Problems to solve →
A) From the plaza and palace passage, list the kinds of events that the new plaza's open areas are meant for.
B) Carry the plaza and palace passage forward from its final sentence, keeping its subject and tone.

The New Plaza Miranda
The plaza is the showcase of the city-wide urban renewal. It transforms an erstwhile chaotic
place into well-appointed open areas for political, social and cultural events. Artistic arches
and landmark provide an appropriate perimeter for the public as they segregate areas for
organized street-vending.
Lacson underpass complex lies underneath connecting artery of the other side of the street.
It contains assorted stores, offices and stalls for commuters and church devotees.

Malacaņang Palace / Museum
Malacaņang Palace is considered to be one of the most historic structures in the
Philippines. It has been the official residence of the highest chief executive of the country
since 1863. Located next to the Pasig River, it served as a summer residence for the
Spanish governor-general during the early 1800s. Governor General Rafael de Echague
moved the seat of government to Malacaņang Palace after an earthquake devastated the
Palacio del Gobernador in Intramuros. Since then, it has been witness to the numerous
challenges that have faced the nation and the events that have defined our history. A wing of
the palace is open to the public as a Philippine Presidential Museum. The palace tour
focuses on all former Presidents of the Philippines and an exhibit are presidential
memorabilia highlighting the terms of office of the country's former chief executives.

Supplied entries →
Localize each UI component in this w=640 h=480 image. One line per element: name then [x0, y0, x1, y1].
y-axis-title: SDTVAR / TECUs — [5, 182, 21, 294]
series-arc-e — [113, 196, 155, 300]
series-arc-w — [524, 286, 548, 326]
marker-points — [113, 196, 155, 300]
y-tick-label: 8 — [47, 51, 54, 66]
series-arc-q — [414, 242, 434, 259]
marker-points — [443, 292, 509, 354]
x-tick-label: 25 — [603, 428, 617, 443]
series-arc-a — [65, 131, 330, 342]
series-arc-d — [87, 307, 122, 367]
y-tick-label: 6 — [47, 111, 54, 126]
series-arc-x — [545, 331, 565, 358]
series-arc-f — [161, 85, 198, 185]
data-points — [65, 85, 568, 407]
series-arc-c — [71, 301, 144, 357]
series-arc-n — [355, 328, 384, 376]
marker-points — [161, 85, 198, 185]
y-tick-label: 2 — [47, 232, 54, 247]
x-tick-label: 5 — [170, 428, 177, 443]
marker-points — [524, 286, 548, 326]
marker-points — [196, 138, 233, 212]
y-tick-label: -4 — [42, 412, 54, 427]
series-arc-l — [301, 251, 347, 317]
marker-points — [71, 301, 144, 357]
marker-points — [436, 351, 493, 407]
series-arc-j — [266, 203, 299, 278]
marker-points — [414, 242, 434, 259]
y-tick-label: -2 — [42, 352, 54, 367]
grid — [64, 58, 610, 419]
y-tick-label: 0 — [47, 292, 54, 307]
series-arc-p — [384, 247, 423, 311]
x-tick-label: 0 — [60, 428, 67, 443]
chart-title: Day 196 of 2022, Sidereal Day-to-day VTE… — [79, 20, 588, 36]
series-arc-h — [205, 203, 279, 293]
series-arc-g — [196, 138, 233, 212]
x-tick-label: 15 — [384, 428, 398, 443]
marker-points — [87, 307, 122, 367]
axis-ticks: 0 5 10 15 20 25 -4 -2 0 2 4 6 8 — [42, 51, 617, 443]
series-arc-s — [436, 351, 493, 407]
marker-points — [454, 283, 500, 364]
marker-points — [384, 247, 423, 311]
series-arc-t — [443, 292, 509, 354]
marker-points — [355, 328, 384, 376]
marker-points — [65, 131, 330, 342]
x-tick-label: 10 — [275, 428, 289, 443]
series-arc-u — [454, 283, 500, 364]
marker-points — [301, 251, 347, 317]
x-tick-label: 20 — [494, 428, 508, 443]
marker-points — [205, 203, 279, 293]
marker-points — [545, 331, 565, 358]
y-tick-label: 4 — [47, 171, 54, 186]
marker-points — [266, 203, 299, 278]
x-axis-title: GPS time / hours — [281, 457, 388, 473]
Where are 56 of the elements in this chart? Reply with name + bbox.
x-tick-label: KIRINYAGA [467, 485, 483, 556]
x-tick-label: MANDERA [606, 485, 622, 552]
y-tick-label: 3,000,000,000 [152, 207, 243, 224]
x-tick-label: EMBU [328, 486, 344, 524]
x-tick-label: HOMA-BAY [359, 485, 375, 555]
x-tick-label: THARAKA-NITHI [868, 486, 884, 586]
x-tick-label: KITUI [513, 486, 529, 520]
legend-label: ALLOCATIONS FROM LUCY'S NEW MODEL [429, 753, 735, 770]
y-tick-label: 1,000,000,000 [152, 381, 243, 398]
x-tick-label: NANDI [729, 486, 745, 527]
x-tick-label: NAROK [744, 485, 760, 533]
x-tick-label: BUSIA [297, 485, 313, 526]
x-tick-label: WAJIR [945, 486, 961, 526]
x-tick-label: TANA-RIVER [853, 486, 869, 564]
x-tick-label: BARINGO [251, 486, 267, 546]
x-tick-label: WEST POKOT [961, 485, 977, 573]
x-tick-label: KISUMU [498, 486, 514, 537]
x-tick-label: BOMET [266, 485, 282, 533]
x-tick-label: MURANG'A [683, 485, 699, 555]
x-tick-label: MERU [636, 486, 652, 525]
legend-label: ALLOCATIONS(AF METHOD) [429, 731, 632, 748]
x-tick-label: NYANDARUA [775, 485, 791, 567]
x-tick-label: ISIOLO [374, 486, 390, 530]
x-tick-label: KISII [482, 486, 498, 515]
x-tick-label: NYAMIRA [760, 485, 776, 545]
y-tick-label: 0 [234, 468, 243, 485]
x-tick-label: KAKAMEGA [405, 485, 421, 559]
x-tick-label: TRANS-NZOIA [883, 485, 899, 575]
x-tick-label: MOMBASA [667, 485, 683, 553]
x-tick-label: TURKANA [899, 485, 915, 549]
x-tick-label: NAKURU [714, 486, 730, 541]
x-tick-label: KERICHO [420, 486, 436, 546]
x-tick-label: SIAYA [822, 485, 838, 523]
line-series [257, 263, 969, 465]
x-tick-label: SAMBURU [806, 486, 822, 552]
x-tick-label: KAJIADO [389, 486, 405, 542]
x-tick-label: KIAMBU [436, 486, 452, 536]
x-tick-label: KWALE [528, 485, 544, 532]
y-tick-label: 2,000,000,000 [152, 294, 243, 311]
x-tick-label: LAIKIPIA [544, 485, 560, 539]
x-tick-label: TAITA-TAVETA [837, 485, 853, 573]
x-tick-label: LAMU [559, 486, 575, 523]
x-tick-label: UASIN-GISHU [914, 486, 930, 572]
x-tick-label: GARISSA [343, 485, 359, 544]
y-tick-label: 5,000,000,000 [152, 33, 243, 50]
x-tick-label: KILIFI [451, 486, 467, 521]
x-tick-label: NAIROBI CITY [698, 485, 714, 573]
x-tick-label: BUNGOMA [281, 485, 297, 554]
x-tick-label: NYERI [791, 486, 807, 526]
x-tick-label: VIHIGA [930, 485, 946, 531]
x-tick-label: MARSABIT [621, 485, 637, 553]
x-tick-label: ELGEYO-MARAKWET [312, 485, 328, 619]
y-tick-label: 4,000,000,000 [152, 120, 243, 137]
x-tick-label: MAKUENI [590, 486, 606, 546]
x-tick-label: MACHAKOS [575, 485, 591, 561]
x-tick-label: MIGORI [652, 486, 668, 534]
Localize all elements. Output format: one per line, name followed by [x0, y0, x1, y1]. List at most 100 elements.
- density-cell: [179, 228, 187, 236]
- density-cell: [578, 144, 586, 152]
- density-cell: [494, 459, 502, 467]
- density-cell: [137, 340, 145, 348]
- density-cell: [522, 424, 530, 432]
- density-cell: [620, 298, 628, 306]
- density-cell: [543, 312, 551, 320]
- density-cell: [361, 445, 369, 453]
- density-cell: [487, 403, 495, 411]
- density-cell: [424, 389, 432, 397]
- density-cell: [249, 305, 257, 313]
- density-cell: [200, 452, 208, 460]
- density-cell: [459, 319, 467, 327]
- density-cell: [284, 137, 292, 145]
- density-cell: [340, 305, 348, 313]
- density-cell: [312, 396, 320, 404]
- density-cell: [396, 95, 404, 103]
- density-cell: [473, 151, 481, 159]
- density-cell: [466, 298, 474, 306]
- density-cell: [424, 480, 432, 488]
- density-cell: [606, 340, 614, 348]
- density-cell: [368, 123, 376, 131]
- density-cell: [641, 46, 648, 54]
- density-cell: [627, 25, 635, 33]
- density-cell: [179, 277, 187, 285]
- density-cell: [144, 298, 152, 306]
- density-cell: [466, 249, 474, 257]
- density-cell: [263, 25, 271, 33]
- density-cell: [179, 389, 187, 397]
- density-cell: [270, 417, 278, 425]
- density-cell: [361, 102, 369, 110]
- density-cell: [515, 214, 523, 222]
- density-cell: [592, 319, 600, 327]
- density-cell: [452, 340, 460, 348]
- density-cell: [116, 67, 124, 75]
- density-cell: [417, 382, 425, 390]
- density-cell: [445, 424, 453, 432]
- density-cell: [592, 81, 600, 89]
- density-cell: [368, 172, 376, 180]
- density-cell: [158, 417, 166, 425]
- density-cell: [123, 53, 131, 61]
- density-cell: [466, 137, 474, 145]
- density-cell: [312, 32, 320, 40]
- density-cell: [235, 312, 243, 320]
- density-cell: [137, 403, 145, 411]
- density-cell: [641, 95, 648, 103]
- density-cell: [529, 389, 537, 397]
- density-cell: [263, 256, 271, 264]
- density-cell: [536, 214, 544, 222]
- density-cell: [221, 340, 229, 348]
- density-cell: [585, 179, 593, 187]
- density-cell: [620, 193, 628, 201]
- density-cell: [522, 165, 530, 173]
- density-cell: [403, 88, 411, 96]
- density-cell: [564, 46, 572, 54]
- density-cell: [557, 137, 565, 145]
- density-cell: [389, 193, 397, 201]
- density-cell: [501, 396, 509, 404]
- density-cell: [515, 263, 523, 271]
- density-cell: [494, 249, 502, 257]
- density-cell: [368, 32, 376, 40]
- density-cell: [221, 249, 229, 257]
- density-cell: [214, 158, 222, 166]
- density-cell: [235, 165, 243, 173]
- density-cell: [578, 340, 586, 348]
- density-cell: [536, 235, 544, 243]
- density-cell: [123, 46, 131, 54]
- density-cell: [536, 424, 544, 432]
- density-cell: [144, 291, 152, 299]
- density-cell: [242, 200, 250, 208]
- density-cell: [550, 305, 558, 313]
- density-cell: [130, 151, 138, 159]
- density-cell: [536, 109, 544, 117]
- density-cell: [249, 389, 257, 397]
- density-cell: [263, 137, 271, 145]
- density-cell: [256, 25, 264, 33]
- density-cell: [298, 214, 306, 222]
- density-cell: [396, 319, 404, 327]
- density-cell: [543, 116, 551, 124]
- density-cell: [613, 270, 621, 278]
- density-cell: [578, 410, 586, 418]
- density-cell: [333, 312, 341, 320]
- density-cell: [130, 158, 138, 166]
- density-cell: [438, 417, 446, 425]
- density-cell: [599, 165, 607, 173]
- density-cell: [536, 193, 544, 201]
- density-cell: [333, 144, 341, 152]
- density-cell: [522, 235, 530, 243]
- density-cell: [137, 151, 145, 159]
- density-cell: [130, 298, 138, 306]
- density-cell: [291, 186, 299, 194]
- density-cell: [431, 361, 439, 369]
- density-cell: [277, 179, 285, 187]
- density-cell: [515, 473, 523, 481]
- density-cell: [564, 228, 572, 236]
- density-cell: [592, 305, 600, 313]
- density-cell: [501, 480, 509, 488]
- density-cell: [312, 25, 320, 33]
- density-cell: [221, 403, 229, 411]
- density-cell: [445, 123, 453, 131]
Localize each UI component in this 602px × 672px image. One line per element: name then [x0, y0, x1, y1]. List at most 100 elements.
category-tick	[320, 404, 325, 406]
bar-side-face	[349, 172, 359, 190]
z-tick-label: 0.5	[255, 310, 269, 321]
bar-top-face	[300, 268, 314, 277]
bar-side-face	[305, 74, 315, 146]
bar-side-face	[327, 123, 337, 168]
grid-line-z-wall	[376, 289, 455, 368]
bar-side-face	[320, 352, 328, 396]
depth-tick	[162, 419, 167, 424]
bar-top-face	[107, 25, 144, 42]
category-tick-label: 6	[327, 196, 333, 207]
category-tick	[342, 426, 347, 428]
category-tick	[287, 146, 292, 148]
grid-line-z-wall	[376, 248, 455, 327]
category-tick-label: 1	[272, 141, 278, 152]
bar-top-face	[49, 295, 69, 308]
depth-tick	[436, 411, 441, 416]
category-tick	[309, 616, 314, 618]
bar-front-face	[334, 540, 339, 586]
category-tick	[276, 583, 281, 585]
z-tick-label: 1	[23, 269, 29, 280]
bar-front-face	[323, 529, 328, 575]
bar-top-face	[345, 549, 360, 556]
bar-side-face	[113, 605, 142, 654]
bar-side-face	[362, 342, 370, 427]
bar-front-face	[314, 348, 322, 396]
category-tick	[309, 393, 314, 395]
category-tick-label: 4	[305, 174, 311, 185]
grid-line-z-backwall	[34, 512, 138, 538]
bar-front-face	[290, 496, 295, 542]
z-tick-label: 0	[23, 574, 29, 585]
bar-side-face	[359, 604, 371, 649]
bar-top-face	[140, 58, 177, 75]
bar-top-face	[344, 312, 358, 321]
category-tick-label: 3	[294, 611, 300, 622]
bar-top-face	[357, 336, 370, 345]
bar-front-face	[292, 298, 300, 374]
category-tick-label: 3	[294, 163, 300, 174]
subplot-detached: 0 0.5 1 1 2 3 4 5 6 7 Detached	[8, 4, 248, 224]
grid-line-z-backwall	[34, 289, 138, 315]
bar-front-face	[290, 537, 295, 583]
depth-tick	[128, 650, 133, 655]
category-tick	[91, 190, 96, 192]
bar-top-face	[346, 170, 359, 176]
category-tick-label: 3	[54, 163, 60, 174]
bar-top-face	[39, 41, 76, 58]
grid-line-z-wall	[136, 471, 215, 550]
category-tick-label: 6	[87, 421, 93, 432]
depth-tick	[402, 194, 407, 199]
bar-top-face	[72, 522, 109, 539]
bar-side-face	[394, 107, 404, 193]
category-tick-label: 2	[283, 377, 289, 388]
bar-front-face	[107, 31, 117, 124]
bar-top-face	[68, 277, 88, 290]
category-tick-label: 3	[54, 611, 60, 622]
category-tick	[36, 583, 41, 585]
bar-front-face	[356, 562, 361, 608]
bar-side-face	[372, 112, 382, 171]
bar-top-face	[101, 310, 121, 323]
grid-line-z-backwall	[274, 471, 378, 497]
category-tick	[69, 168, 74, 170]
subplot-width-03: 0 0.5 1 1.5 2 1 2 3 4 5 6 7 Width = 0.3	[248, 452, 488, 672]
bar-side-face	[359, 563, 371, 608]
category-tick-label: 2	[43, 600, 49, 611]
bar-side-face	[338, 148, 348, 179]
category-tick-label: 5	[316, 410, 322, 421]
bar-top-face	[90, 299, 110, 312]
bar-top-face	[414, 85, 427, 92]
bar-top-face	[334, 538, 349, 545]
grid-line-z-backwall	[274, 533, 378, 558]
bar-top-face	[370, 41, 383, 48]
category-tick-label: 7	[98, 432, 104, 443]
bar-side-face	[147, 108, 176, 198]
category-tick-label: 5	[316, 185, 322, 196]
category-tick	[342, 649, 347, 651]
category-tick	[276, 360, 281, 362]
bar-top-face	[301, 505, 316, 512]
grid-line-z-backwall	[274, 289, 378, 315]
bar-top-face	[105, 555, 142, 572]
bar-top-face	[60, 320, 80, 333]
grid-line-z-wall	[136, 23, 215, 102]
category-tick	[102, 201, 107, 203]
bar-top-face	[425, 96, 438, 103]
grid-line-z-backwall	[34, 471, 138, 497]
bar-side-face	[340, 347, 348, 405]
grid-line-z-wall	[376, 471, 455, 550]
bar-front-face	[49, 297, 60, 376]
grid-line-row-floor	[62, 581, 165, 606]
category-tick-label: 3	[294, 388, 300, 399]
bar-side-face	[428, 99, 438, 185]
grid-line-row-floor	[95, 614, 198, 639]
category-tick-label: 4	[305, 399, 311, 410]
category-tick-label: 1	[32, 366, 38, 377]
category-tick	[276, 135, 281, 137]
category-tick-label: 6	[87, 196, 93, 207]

Written responses →
A) political, social, cultural

B)
Chinese Cemetery
Founded in the mid-1850s by Lim Ong and Tan Quien Sien (Don Carlos Palanca) to
accommodate the many Chinese who were now allowed to be buried in Spanish
cemeteries. The cemetery covering 54 hectares has streets lined with mausoleums which
are richly adorned with marble and wrought iron, some with stained glass windows.
Imposing mausoleums serve the dual purpose of honoring the dead and exhibiting the
socio-economic status of the family. The crematorium is opposite the temple. A nearby
building houses ashes on 2 floors and on the 3rd floor, the bones of those who will be
returned to mainland China. The poor are buried in terraces to the left of the Buddhist

Paco Park and Cemetery
Once a Spanish cemetery surrounded by a massive circular wall during the Spanish era.
Intended for the victims of the cholera epidemic. Niches inside the cemetery were leased for
P20.00 for three years, renewable. When all the niches were filled, remains of occupants
whose leases have expired were transferred to the ossorio to allow for new burials. The last
internment was in 1913. Remains of Spanish governors and of the elite were laid to rest in
the Chapel of St. Pancratius. Today, only the remains of Governor-General Ramon Solano
are still in the chapel. In 1966, the cemetery was declared a National Park making a
charming spot where visitors can promenade.

Manila Zoological Garden
The Manila Zoo shelters a collection of Philippine and exotic African wildlife. Among the
varieties of animals and birds found here are the endangered Philippine Tamaraw and the
Tarsier, both indigenous to the Philippines.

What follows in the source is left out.